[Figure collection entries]
------------------------------

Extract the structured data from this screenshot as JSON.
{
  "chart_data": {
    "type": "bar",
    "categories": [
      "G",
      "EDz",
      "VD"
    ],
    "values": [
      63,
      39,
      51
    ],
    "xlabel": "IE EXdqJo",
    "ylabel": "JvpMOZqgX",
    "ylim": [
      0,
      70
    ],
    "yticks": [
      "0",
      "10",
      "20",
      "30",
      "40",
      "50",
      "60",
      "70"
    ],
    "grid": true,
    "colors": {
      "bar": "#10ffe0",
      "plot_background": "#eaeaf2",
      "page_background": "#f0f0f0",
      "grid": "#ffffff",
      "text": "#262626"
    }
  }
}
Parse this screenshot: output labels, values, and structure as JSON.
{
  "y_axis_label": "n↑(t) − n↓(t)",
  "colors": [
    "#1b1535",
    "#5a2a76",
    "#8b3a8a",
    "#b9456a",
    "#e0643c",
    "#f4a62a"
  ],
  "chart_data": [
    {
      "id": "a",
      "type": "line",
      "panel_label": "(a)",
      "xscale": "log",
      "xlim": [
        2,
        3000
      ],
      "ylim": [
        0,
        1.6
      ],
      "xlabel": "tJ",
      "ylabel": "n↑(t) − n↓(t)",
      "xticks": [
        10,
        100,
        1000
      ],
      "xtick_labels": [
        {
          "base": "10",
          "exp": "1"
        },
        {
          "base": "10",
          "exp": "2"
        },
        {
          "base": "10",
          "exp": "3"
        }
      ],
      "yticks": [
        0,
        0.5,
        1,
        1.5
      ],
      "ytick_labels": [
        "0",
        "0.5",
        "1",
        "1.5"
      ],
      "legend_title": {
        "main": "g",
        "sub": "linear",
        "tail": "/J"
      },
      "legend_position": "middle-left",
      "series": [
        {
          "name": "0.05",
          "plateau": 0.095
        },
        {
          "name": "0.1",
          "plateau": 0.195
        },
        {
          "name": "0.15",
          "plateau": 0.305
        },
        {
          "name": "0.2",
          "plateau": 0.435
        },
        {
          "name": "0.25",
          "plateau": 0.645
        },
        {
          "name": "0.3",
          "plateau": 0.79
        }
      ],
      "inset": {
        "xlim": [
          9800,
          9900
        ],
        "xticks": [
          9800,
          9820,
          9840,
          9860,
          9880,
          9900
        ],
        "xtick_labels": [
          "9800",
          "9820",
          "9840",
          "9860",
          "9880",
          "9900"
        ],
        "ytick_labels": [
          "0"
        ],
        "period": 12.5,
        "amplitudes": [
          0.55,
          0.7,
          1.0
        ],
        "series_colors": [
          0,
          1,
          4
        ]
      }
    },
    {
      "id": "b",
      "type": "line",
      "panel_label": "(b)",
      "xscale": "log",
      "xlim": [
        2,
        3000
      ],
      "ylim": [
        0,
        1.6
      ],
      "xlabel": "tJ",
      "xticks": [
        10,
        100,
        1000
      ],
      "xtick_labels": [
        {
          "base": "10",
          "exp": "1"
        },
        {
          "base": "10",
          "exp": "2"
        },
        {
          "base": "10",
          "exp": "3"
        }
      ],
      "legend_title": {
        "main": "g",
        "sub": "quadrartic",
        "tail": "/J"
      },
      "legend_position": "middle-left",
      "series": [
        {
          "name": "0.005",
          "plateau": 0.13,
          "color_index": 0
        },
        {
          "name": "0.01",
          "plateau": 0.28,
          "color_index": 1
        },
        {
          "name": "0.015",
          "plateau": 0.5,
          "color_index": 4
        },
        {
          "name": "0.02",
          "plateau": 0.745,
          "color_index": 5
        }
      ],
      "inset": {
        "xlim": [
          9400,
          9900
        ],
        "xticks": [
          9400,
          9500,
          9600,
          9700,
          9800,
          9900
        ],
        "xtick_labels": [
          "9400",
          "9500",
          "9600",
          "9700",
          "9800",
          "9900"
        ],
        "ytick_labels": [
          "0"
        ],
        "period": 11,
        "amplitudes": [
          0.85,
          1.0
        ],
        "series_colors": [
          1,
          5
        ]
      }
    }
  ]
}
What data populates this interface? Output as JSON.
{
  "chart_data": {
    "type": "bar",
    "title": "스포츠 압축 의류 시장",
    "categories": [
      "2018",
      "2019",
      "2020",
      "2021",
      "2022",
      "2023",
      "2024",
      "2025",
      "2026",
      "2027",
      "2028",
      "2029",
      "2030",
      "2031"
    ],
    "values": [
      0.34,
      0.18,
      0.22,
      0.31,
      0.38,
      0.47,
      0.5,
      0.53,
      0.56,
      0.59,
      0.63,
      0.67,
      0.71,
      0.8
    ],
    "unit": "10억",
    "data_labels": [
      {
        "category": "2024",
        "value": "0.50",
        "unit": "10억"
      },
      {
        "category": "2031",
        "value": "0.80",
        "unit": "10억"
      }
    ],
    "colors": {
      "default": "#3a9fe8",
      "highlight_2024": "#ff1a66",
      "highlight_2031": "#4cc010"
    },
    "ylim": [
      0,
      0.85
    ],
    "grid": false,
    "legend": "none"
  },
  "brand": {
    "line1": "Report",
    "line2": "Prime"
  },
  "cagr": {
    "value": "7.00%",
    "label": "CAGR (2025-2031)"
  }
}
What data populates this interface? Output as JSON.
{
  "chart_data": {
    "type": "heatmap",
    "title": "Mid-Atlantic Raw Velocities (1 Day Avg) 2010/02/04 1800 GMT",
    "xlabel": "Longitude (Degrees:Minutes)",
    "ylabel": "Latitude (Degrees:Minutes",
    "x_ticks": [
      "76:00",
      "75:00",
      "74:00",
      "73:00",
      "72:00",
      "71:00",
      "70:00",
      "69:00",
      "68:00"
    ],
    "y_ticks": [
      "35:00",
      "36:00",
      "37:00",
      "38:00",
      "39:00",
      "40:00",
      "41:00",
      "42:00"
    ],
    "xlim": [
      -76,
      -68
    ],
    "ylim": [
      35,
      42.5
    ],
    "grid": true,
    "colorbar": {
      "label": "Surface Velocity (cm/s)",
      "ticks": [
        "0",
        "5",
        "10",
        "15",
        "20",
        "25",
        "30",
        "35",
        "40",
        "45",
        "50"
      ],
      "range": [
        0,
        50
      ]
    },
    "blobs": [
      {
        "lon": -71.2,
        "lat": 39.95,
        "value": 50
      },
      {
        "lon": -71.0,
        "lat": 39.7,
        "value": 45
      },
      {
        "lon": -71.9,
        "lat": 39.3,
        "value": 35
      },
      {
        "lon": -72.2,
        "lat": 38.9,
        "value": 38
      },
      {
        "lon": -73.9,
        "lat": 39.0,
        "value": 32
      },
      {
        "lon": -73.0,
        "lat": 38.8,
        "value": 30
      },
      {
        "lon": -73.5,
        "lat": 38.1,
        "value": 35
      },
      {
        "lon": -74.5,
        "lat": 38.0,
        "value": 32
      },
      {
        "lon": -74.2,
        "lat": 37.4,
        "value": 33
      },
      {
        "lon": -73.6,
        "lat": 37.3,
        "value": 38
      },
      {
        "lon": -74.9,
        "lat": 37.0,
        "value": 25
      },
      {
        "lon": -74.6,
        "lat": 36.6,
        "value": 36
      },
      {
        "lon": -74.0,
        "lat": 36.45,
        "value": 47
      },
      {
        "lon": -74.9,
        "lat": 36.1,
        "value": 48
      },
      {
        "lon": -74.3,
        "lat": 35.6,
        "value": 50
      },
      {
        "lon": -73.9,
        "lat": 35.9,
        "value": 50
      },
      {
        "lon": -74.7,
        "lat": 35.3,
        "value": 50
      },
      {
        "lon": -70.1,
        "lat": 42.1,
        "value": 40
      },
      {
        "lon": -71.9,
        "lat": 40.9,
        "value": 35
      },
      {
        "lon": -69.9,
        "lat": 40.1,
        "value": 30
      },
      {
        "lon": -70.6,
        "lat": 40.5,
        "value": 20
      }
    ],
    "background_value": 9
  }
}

------------------------------

== Exercise instructions ==
Write the material out again in its entirety, exactly as shown.

== The response ==
Extract the structured data from this screenshot as JSON.
{
  "chart_data": {
    "type": "bar",
    "categories": [
      "G",
      "EDz",
      "VD"
    ],
    "values": [
      63,
      39,
      51
    ],
    "xlabel": "IE EXdqJo",
    "ylabel": "JvpMOZqgX",
    "ylim": [
      0,
      70
    ],
    "yticks": [
      "0",
      "10",
      "20",
      "30",
      "40",
      "50",
      "60",
      "70"
    ],
    "grid": true,
    "colors": {
      "bar": "#10ffe0",
      "plot_background": "#eaeaf2",
      "page_background": "#f0f0f0",
      "grid": "#ffffff",
      "text": "#262626"
    }
  }
}
Parse this screenshot: output labels, values, and structure as JSON.
{
  "y_axis_label": "n↑(t) − n↓(t)",
  "colors": [
    "#1b1535",
    "#5a2a76",
    "#8b3a8a",
    "#b9456a",
    "#e0643c",
    "#f4a62a"
  ],
  "chart_data": [
    {
      "id": "a",
      "type": "line",
      "panel_label": "(a)",
      "xscale": "log",
      "xlim": [
        2,
        3000
      ],
      "ylim": [
        0,
        1.6
      ],
      "xlabel": "tJ",
      "ylabel": "n↑(t) − n↓(t)",
      "xticks": [
        10,
        100,
        1000
      ],
      "xtick_labels": [
        {
          "base": "10",
          "exp": "1"
        },
        {
          "base": "10",
          "exp": "2"
        },
        {
          "base": "10",
          "exp": "3"
        }
      ],
      "yticks": [
        0,
        0.5,
        1,
        1.5
      ],
      "ytick_labels": [
        "0",
        "0.5",
        "1",
        "1.5"
      ],
      "legend_title": {
        "main": "g",
        "sub": "linear",
        "tail": "/J"
      },
      "legend_position": "middle-left",
      "series": [
        {
          "name": "0.05",
          "plateau": 0.095
        },
        {
          "name": "0.1",
          "plateau": 0.195
        },
        {
          "name": "0.15",
          "plateau": 0.305
        },
        {
          "name": "0.2",
          "plateau": 0.435
        },
        {
          "name": "0.25",
          "plateau": 0.645
        },
        {
          "name": "0.3",
          "plateau": 0.79
        }
      ],
      "inset": {
        "xlim": [
          9800,
          9900
        ],
        "xticks": [
          9800,
          9820,
          9840,
          9860,
          9880,
          9900
        ],
        "xtick_labels": [
          "9800",
          "9820",
          "9840",
          "9860",
          "9880",
          "9900"
        ],
        "ytick_labels": [
          "0"
        ],
        "period": 12.5,
        "amplitudes": [
          0.55,
          0.7,
          1.0
        ],
        "series_colors": [
          0,
          1,
          4
        ]
      }
    },
    {
      "id": "b",
      "type": "line",
      "panel_label": "(b)",
      "xscale": "log",
      "xlim": [
        2,
        3000
      ],
      "ylim": [
        0,
        1.6
      ],
      "xlabel": "tJ",
      "xticks": [
        10,
        100,
        1000
      ],
      "xtick_labels": [
        {
          "base": "10",
          "exp": "1"
        },
        {
          "base": "10",
          "exp": "2"
        },
        {
          "base": "10",
          "exp": "3"
        }
      ],
      "legend_title": {
        "main": "g",
        "sub": "quadrartic",
        "tail": "/J"
      },
      "legend_position": "middle-left",
      "series": [
        {
          "name": "0.005",
          "plateau": 0.13,
          "color_index": 0
        },
        {
          "name": "0.01",
          "plateau": 0.28,
          "color_index": 1
        },
        {
          "name": "0.015",
          "plateau": 0.5,
          "color_index": 4
        },
        {
          "name": "0.02",
          "plateau": 0.745,
          "color_index": 5
        }
      ],
      "inset": {
        "xlim": [
          9400,
          9900
        ],
        "xticks": [
          9400,
          9500,
          9600,
          9700,
          9800,
          9900
        ],
        "xtick_labels": [
          "9400",
          "9500",
          "9600",
          "9700",
          "9800",
          "9900"
        ],
        "ytick_labels": [
          "0"
        ],
        "period": 11,
        "amplitudes": [
          0.85,
          1.0
        ],
        "series_colors": [
          1,
          5
        ]
      }
    }
  ]
}
What data populates this interface? Output as JSON.
{
  "chart_data": {
    "type": "bar",
    "title": "스포츠 압축 의류 시장",
    "categories": [
      "2018",
      "2019",
      "2020",
      "2021",
      "2022",
      "2023",
      "2024",
      "2025",
      "2026",
      "2027",
      "2028",
      "2029",
      "2030",
      "2031"
    ],
    "values": [
      0.34,
      0.18,
      0.22,
      0.31,
      0.38,
      0.47,
      0.5,
      0.53,
      0.56,
      0.59,
      0.63,
      0.67,
      0.71,
      0.8
    ],
    "unit": "10억",
    "data_labels": [
      {
        "category": "2024",
        "value": "0.50",
        "unit": "10억"
      },
      {
        "category": "2031",
        "value": "0.80",
        "unit": "10억"
      }
    ],
    "colors": {
      "default": "#3a9fe8",
      "highlight_2024": "#ff1a66",
      "highlight_2031": "#4cc010"
    },
    "ylim": [
      0,
      0.85
    ],
    "grid": false,
    "legend": "none"
  },
  "brand": {
    "line1": "Report",
    "line2": "Prime"
  },
  "cagr": {
    "value": "7.00%",
    "label": "CAGR (2025-2031)"
  }
}
What data populates this interface? Output as JSON.
{
  "chart_data": {
    "type": "heatmap",
    "title": "Mid-Atlantic Raw Velocities (1 Day Avg) 2010/02/04 1800 GMT",
    "xlabel": "Longitude (Degrees:Minutes)",
    "ylabel": "Latitude (Degrees:Minutes",
    "x_ticks": [
      "76:00",
      "75:00",
      "74:00",
      "73:00",
      "72:00",
      "71:00",
      "70:00",
      "69:00",
      "68:00"
    ],
    "y_ticks": [
      "35:00",
      "36:00",
      "37:00",
      "38:00",
      "39:00",
      "40:00",
      "41:00",
      "42:00"
    ],
    "xlim": [
      -76,
      -68
    ],
    "ylim": [
      35,
      42.5
    ],
    "grid": true,
    "colorbar": {
      "label": "Surface Velocity (cm/s)",
      "ticks": [
        "0",
        "5",
        "10",
        "15",
        "20",
        "25",
        "30",
        "35",
        "40",
        "45",
        "50"
      ],
      "range": [
        0,
        50
      ]
    },
    "blobs": [
      {
        "lon": -71.2,
        "lat": 39.95,
        "value": 50
      },
      {
        "lon": -71.0,
        "lat": 39.7,
        "value": 45
      },
      {
        "lon": -71.9,
        "lat": 39.3,
        "value": 35
      },
      {
        "lon": -72.2,
        "lat": 38.9,
        "value": 38
      },
      {
        "lon": -73.9,
        "lat": 39.0,
        "value": 32
      },
      {
        "lon": -73.0,
        "lat": 38.8,
        "value": 30
      },
      {
        "lon": -73.5,
        "lat": 38.1,
        "value": 35
      },
      {
        "lon": -74.5,
        "lat": 38.0,
        "value": 32
      },
      {
        "lon": -74.2,
        "lat": 37.4,
        "value": 33
      },
      {
        "lon": -73.6,
        "lat": 37.3,
        "value": 38
      },
      {
        "lon": -74.9,
        "lat": 37.0,
        "value": 25
      },
      {
        "lon": -74.6,
        "lat": 36.6,
        "value": 36
      },
      {
        "lon": -74.0,
        "lat": 36.45,
        "value": 47
      },
      {
        "lon": -74.9,
        "lat": 36.1,
        "value": 48
      },
      {
        "lon": -74.3,
        "lat": 35.6,
        "value": 50
      },
      {
        "lon": -73.9,
        "lat": 35.9,
        "value": 50
      },
      {
        "lon": -74.7,
        "lat": 35.3,
        "value": 50
      },
      {
        "lon": -70.1,
        "lat": 42.1,
        "value": 40
      },
      {
        "lon": -71.9,
        "lat": 40.9,
        "value": 35
      },
      {
        "lon": -69.9,
        "lat": 40.1,
        "value": 30
      },
      {
        "lon": -70.6,
        "lat": 40.5,
        "value": 20
      }
    ],
    "background_value": 9
  }
}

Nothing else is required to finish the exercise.